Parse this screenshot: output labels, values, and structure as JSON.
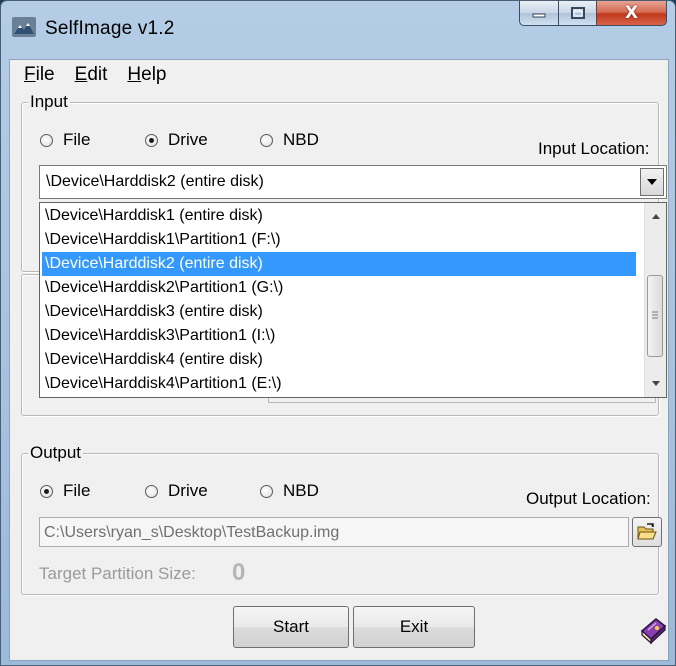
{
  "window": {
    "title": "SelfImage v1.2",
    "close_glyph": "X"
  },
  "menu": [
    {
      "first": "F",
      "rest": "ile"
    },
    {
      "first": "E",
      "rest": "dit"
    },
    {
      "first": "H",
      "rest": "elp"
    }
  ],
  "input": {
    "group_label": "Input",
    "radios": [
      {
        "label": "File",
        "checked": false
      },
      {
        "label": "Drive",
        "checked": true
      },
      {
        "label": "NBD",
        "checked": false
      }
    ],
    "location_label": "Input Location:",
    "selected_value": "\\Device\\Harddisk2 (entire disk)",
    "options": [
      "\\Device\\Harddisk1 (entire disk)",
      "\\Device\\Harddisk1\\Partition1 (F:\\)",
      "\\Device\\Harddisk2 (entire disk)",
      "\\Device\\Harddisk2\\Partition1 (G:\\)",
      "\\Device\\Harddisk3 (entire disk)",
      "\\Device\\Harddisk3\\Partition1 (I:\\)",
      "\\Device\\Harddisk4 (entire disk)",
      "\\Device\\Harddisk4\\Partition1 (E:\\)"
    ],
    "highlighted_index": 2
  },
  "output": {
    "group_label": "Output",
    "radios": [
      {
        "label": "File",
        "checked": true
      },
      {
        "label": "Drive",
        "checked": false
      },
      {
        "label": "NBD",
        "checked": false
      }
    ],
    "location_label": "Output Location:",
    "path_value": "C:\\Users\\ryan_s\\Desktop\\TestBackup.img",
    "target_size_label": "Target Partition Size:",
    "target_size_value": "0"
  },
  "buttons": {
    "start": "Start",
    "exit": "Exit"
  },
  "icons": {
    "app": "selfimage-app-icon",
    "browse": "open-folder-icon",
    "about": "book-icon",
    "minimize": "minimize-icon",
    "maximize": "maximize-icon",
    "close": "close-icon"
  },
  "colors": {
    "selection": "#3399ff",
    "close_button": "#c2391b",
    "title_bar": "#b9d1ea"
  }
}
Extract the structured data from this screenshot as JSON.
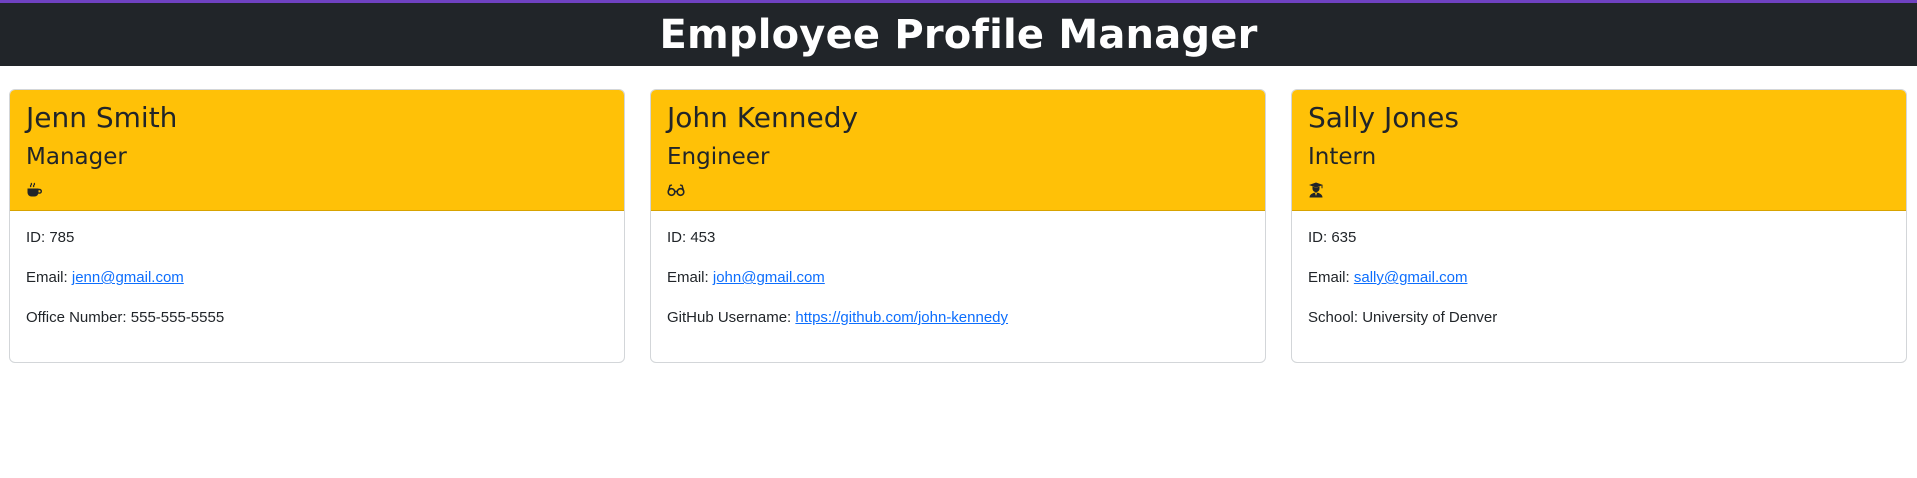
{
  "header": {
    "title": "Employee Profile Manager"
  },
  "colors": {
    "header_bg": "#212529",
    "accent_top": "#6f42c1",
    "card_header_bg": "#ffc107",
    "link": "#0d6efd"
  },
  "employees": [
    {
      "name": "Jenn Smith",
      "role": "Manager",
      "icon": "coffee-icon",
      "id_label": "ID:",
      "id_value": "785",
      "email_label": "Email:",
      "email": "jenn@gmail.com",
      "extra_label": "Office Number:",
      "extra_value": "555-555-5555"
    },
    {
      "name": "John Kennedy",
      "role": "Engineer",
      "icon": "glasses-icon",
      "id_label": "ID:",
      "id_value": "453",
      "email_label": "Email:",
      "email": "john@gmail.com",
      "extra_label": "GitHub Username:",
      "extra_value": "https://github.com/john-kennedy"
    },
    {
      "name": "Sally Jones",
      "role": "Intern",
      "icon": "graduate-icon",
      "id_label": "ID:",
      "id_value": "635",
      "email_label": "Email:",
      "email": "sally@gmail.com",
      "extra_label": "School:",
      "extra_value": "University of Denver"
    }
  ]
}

> [Objective]:
Exclude the pictures, and output exactly the lines from the one with "Extract the structured" through the last line of the records, both included.

> [Result of the exercise]:
Extract the structured data from this screenshot as JSON.
{
  "header": {
    "title": "Employee Profile Manager"
  },
  "colors": {
    "header_bg": "#212529",
    "accent_top": "#6f42c1",
    "card_header_bg": "#ffc107",
    "link": "#0d6efd"
  },
  "employees": [
    {
      "name": "Jenn Smith",
      "role": "Manager",
      "icon": "coffee-icon",
      "id_label": "ID:",
      "id_value": "785",
      "email_label": "Email:",
      "email": "jenn@gmail.com",
      "extra_label": "Office Number:",
      "extra_value": "555-555-5555"
    },
    {
      "name": "John Kennedy",
      "role": "Engineer",
      "icon": "glasses-icon",
      "id_label": "ID:",
      "id_value": "453",
      "email_label": "Email:",
      "email": "john@gmail.com",
      "extra_label": "GitHub Username:",
      "extra_value": "https://github.com/john-kennedy"
    },
    {
      "name": "Sally Jones",
      "role": "Intern",
      "icon": "graduate-icon",
      "id_label": "ID:",
      "id_value": "635",
      "email_label": "Email:",
      "email": "sally@gmail.com",
      "extra_label": "School:",
      "extra_value": "University of Denver"
    }
  ]
}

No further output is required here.